Set of tasks =>
1 – Could you copy the passage on natural disaster housing risk word for word, starting at "Housing analystics firm" and ending at "Low Risk categories."?
2 – How would the passage on natural disaster housing risk go on? Write its next part, picking up right after the last sentence shown.

Excerpt =>
##############################
Housing analystics firm RealtyTrac
recently released its first Natural Disaster Housing Risk Report, rating more than 3,000 counties on their risk for hurricanes, tornadoes and earthquakes. The study labeled counties as Very High Risk, High Risk, Medium Risk, Low Risk and Very Low Risk.
Only 373 counties fell into the Very High Risk category. Those counties contained only 8% of total U.S. housing units. Meanwhile, 271 counties – and just 3% of total U.S. housing units – fell into the Very Low Risk categories.
The biggest percentage of U.S. counties and housing fell into the High Risk category. 1,118 counties were classified as High Risk, along with 47% of U.S. housing units.
The potential risk of a natural disaster may not be the first item on most homebuyer checklists for a dream home, but prudent buyers will certainly take this into consideration along with myriad other factors that could affect home value,” said Daren Blomquist, vice president at RealtyTrac. “In the past natural disaster data was technically available, but difficult for buyers and homeowners to dig up; however, now the data is readily available online for virtually any U.S. property, and buyers should take advantage of this.”
##############################
Information provided =>
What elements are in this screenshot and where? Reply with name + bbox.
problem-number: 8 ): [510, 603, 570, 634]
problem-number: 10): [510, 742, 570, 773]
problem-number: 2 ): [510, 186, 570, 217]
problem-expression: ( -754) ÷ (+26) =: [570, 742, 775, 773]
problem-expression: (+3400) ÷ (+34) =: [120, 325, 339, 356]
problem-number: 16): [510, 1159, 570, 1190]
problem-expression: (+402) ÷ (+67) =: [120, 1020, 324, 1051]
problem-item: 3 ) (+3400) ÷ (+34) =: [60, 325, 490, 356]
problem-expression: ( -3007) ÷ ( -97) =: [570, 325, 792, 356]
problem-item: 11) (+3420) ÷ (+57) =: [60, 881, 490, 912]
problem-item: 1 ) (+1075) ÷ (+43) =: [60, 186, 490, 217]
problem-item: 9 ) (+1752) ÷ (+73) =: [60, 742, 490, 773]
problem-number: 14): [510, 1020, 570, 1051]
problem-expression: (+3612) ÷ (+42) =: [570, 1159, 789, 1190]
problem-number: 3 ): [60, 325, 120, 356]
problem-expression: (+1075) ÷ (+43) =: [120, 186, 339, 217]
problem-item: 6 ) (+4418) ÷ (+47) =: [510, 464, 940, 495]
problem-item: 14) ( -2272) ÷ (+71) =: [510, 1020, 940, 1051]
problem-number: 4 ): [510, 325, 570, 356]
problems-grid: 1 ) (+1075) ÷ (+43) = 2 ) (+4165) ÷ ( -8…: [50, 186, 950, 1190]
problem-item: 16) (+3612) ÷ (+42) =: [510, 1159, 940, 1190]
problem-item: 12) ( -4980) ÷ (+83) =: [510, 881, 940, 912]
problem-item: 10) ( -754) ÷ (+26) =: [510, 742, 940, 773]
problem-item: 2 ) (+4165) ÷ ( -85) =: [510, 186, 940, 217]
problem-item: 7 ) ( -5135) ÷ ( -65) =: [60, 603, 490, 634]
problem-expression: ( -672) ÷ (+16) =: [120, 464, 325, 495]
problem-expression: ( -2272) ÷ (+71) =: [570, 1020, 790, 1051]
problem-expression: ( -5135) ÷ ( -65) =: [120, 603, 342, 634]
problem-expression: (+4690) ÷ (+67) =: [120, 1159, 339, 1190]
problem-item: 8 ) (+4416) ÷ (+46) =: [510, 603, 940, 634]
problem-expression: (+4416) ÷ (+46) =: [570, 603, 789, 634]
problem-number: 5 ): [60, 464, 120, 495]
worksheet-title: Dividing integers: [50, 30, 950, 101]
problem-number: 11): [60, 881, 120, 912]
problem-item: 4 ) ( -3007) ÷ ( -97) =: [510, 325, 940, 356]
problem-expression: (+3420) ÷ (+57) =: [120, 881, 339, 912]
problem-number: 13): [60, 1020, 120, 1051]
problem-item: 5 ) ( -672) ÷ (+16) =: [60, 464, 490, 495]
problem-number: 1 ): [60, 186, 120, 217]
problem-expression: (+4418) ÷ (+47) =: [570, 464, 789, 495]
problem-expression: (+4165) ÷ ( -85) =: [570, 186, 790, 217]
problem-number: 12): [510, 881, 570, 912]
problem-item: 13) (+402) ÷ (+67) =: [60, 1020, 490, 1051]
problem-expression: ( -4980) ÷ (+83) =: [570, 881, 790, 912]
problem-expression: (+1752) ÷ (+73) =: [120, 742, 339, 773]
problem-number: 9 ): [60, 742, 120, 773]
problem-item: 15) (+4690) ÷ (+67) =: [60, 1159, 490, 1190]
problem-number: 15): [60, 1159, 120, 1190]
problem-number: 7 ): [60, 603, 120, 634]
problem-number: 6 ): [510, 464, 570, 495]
##############################
Results of the tasks =>
1 –
Housing analystics firm RealtyTrac
recently released its first Natural Disaster Housing Risk Report, rating more than 3,000 counties on their risk for hurricanes, tornadoes and earthquakes. The study labeled counties as Very High Risk, High Risk, Medium Risk, Low Risk and Very Low Risk.
Only 373 counties fell into the Very High Risk category. Those counties contained only 8% of total U.S. housing units. Meanwhile, 271 counties – and just 3% of total U.S. housing units – fell into the Very Low Risk categories.

2 –
In fact, home buyers tend to pay a premium for housing in high-risk areas; in more populous counties, median home prices are 41% higher in high-risk areas than in the rest of the market, according to RealtyTrac.
“The higher median home prices in many counties with a high risk for natural disaster indicates that other location-based factors such as weather and access to jobs override concerns about home damage as a result of earthquakes, tornados and hurricanes,” Blomquist said.
The risk of natural disaster doesn’t seem to discourage home buyers from paying top dollar, according to a new study. In fact, homes in areas with a high risk of disaster tend to cost more.